Data entries
# # #

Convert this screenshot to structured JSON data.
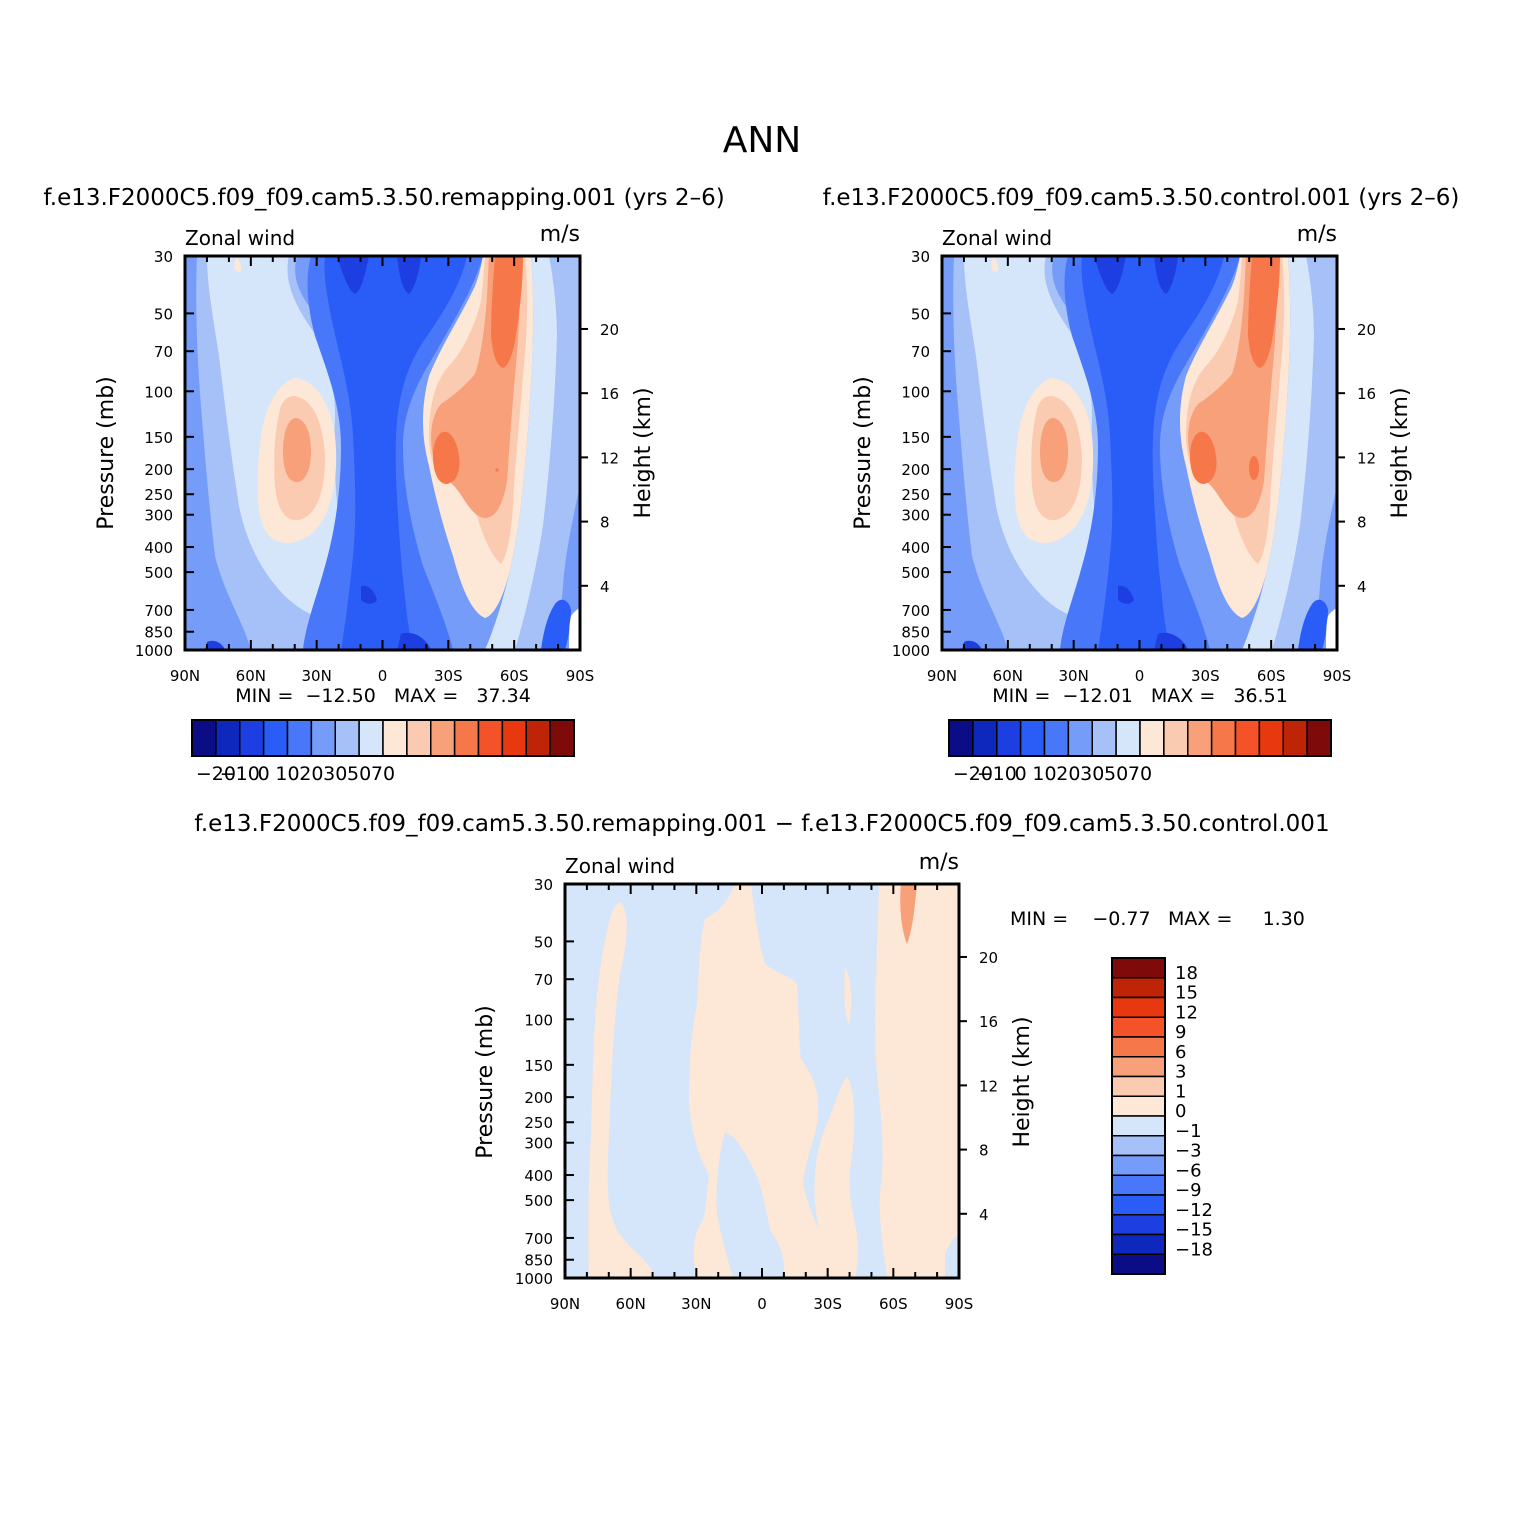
{
  "figure": {
    "title": "ANN",
    "panels": [
      {
        "id": "remapping",
        "heading": "f.e13.F2000C5.f09_f09.cam5.3.50.remapping.001  (yrs 2–6)",
        "variable": "Zonal wind",
        "units": "m/s",
        "ylabel": "Pressure  (mb)",
        "y2label": "Height  (km)",
        "stats": "MIN =  −12.50   MAX =   37.34"
      },
      {
        "id": "control",
        "heading": "f.e13.F2000C5.f09_f09.cam5.3.50.control.001  (yrs 2–6)",
        "variable": "Zonal wind",
        "units": "m/s",
        "ylabel": "Pressure  (mb)",
        "y2label": "Height  (km)",
        "stats": "MIN =  −12.01   MAX =   36.51"
      },
      {
        "id": "difference",
        "heading": "f.e13.F2000C5.f09_f09.cam5.3.50.remapping.001  −  f.e13.F2000C5.f09_f09.cam5.3.50.control.001",
        "variable": "Zonal wind",
        "units": "m/s",
        "ylabel": "Pressure  (mb)",
        "y2label": "Height  (km)",
        "stats_min": "MIN =    −0.77",
        "stats_max": "MAX =     1.30"
      }
    ]
  },
  "chart_data": [
    {
      "type": "heatmap",
      "subtype": "filled-contour",
      "title": "f.e13.F2000C5.f09_f09.cam5.3.50.remapping.001  (yrs 2–6)",
      "x_ticks": [
        "90N",
        "60N",
        "30N",
        "0",
        "30S",
        "60S",
        "90S"
      ],
      "x_tick_values": [
        90,
        60,
        30,
        0,
        -30,
        -60,
        -90
      ],
      "y_ticks": [
        "30",
        "50",
        "70",
        "100",
        "150",
        "200",
        "250",
        "300",
        "400",
        "500",
        "700",
        "850",
        "1000"
      ],
      "y_tick_values": [
        30,
        50,
        70,
        100,
        150,
        200,
        250,
        300,
        400,
        500,
        700,
        850,
        1000
      ],
      "y_scale": "log",
      "y_reversed": true,
      "y2_ticks": [
        "4",
        "8",
        "12",
        "16",
        "20"
      ],
      "min": -12.5,
      "max": 37.34,
      "colorbar": {
        "orientation": "horizontal",
        "labels": [
          "−20",
          "−10",
          "0",
          "10",
          "20",
          "30",
          "50",
          "70"
        ],
        "colors": [
          "#0a0d85",
          "#0e27bd",
          "#1d3fe2",
          "#2a5df8",
          "#4878f9",
          "#769cf9",
          "#a6c0f8",
          "#d6e6fa",
          "#fde7d6",
          "#fbcbb1",
          "#f7a07a",
          "#f6774a",
          "#f4532a",
          "#e8380f",
          "#bf2407",
          "#7e0b0a"
        ]
      }
    },
    {
      "type": "heatmap",
      "subtype": "filled-contour",
      "title": "f.e13.F2000C5.f09_f09.cam5.3.50.control.001  (yrs 2–6)",
      "x_ticks": [
        "90N",
        "60N",
        "30N",
        "0",
        "30S",
        "60S",
        "90S"
      ],
      "x_tick_values": [
        90,
        60,
        30,
        0,
        -30,
        -60,
        -90
      ],
      "y_ticks": [
        "30",
        "50",
        "70",
        "100",
        "150",
        "200",
        "250",
        "300",
        "400",
        "500",
        "700",
        "850",
        "1000"
      ],
      "y_tick_values": [
        30,
        50,
        70,
        100,
        150,
        200,
        250,
        300,
        400,
        500,
        700,
        850,
        1000
      ],
      "y_scale": "log",
      "y_reversed": true,
      "y2_ticks": [
        "4",
        "8",
        "12",
        "16",
        "20"
      ],
      "min": -12.01,
      "max": 36.51,
      "colorbar": {
        "orientation": "horizontal",
        "labels": [
          "−20",
          "−10",
          "0",
          "10",
          "20",
          "30",
          "50",
          "70"
        ],
        "colors": [
          "#0a0d85",
          "#0e27bd",
          "#1d3fe2",
          "#2a5df8",
          "#4878f9",
          "#769cf9",
          "#a6c0f8",
          "#d6e6fa",
          "#fde7d6",
          "#fbcbb1",
          "#f7a07a",
          "#f6774a",
          "#f4532a",
          "#e8380f",
          "#bf2407",
          "#7e0b0a"
        ]
      }
    },
    {
      "type": "heatmap",
      "subtype": "filled-contour",
      "title": "f.e13.F2000C5.f09_f09.cam5.3.50.remapping.001  −  f.e13.F2000C5.f09_f09.cam5.3.50.control.001",
      "x_ticks": [
        "90N",
        "60N",
        "30N",
        "0",
        "30S",
        "60S",
        "90S"
      ],
      "x_tick_values": [
        90,
        60,
        30,
        0,
        -30,
        -60,
        -90
      ],
      "y_ticks": [
        "30",
        "50",
        "70",
        "100",
        "150",
        "200",
        "250",
        "300",
        "400",
        "500",
        "700",
        "850",
        "1000"
      ],
      "y_tick_values": [
        30,
        50,
        70,
        100,
        150,
        200,
        250,
        300,
        400,
        500,
        700,
        850,
        1000
      ],
      "y_scale": "log",
      "y_reversed": true,
      "y2_ticks": [
        "4",
        "8",
        "12",
        "16",
        "20"
      ],
      "min": -0.77,
      "max": 1.3,
      "colorbar": {
        "orientation": "vertical",
        "labels": [
          "18",
          "15",
          "12",
          "9",
          "6",
          "3",
          "1",
          "0",
          "−1",
          "−3",
          "−6",
          "−9",
          "−12",
          "−15",
          "−18"
        ],
        "colors": [
          "#7e0b0a",
          "#bf2407",
          "#e8380f",
          "#f4532a",
          "#f6774a",
          "#f7a07a",
          "#fbcbb1",
          "#fde7d6",
          "#d6e6fa",
          "#a6c0f8",
          "#769cf9",
          "#4878f9",
          "#2a5df8",
          "#1d3fe2",
          "#0e27bd",
          "#0a0d85"
        ]
      }
    }
  ]
}
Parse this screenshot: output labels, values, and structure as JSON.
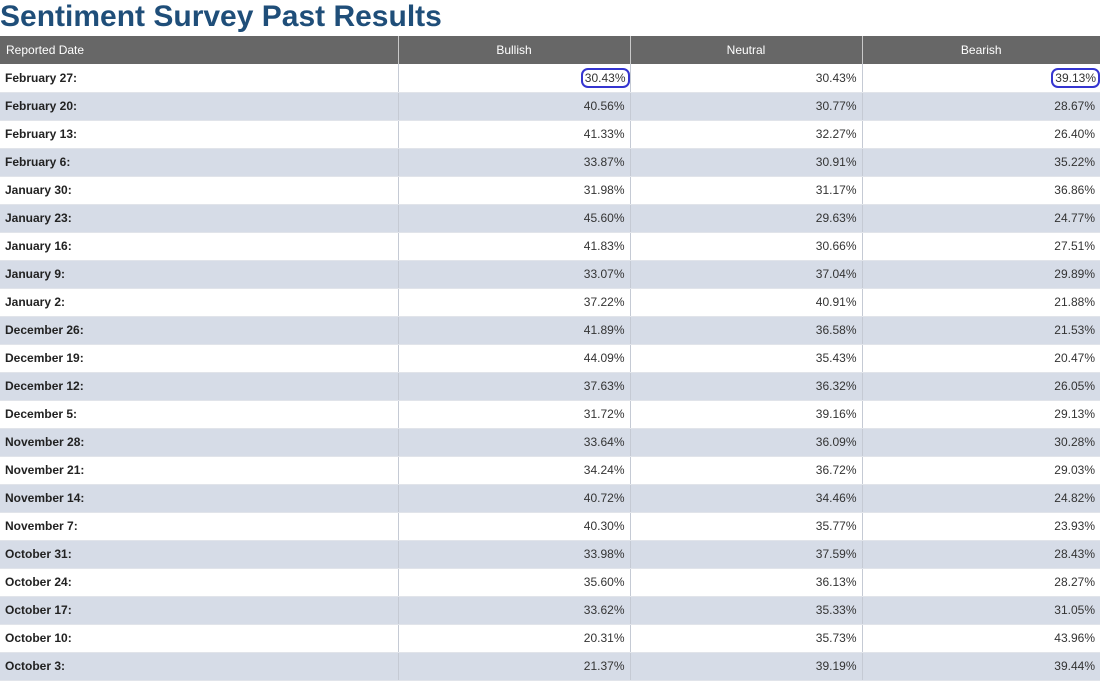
{
  "page": {
    "title": "Sentiment Survey Past Results"
  },
  "table": {
    "headers": [
      "Reported Date",
      "Bullish",
      "Neutral",
      "Bearish"
    ],
    "rows": [
      {
        "date": "February 27:",
        "bullish": "30.43%",
        "neutral": "30.43%",
        "bearish": "39.13%",
        "circled": [
          "bullish",
          "bearish"
        ]
      },
      {
        "date": "February 20:",
        "bullish": "40.56%",
        "neutral": "30.77%",
        "bearish": "28.67%"
      },
      {
        "date": "February 13:",
        "bullish": "41.33%",
        "neutral": "32.27%",
        "bearish": "26.40%"
      },
      {
        "date": "February 6:",
        "bullish": "33.87%",
        "neutral": "30.91%",
        "bearish": "35.22%"
      },
      {
        "date": "January 30:",
        "bullish": "31.98%",
        "neutral": "31.17%",
        "bearish": "36.86%"
      },
      {
        "date": "January 23:",
        "bullish": "45.60%",
        "neutral": "29.63%",
        "bearish": "24.77%"
      },
      {
        "date": "January 16:",
        "bullish": "41.83%",
        "neutral": "30.66%",
        "bearish": "27.51%"
      },
      {
        "date": "January 9:",
        "bullish": "33.07%",
        "neutral": "37.04%",
        "bearish": "29.89%"
      },
      {
        "date": "January 2:",
        "bullish": "37.22%",
        "neutral": "40.91%",
        "bearish": "21.88%"
      },
      {
        "date": "December 26:",
        "bullish": "41.89%",
        "neutral": "36.58%",
        "bearish": "21.53%"
      },
      {
        "date": "December 19:",
        "bullish": "44.09%",
        "neutral": "35.43%",
        "bearish": "20.47%"
      },
      {
        "date": "December 12:",
        "bullish": "37.63%",
        "neutral": "36.32%",
        "bearish": "26.05%"
      },
      {
        "date": "December 5:",
        "bullish": "31.72%",
        "neutral": "39.16%",
        "bearish": "29.13%"
      },
      {
        "date": "November 28:",
        "bullish": "33.64%",
        "neutral": "36.09%",
        "bearish": "30.28%"
      },
      {
        "date": "November 21:",
        "bullish": "34.24%",
        "neutral": "36.72%",
        "bearish": "29.03%"
      },
      {
        "date": "November 14:",
        "bullish": "40.72%",
        "neutral": "34.46%",
        "bearish": "24.82%"
      },
      {
        "date": "November 7:",
        "bullish": "40.30%",
        "neutral": "35.77%",
        "bearish": "23.93%"
      },
      {
        "date": "October 31:",
        "bullish": "33.98%",
        "neutral": "37.59%",
        "bearish": "28.43%"
      },
      {
        "date": "October 24:",
        "bullish": "35.60%",
        "neutral": "36.13%",
        "bearish": "28.27%"
      },
      {
        "date": "October 17:",
        "bullish": "33.62%",
        "neutral": "35.33%",
        "bearish": "31.05%"
      },
      {
        "date": "October 10:",
        "bullish": "20.31%",
        "neutral": "35.73%",
        "bearish": "43.96%"
      },
      {
        "date": "October 3:",
        "bullish": "21.37%",
        "neutral": "39.19%",
        "bearish": "39.44%"
      }
    ]
  },
  "colors": {
    "title": "#1f4e79",
    "header_bg": "#676767",
    "row_alt_bg": "#d6dce7",
    "highlight_ring": "#3535d0"
  }
}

# # #

- [Goal of the exercise]: In the entries above, identify each line that includes the string "November", then copy it.

- [Task result]:
        "date": "November 28:",
        "date": "November 21:",
        "date": "November 14:",
        "date": "November 7:",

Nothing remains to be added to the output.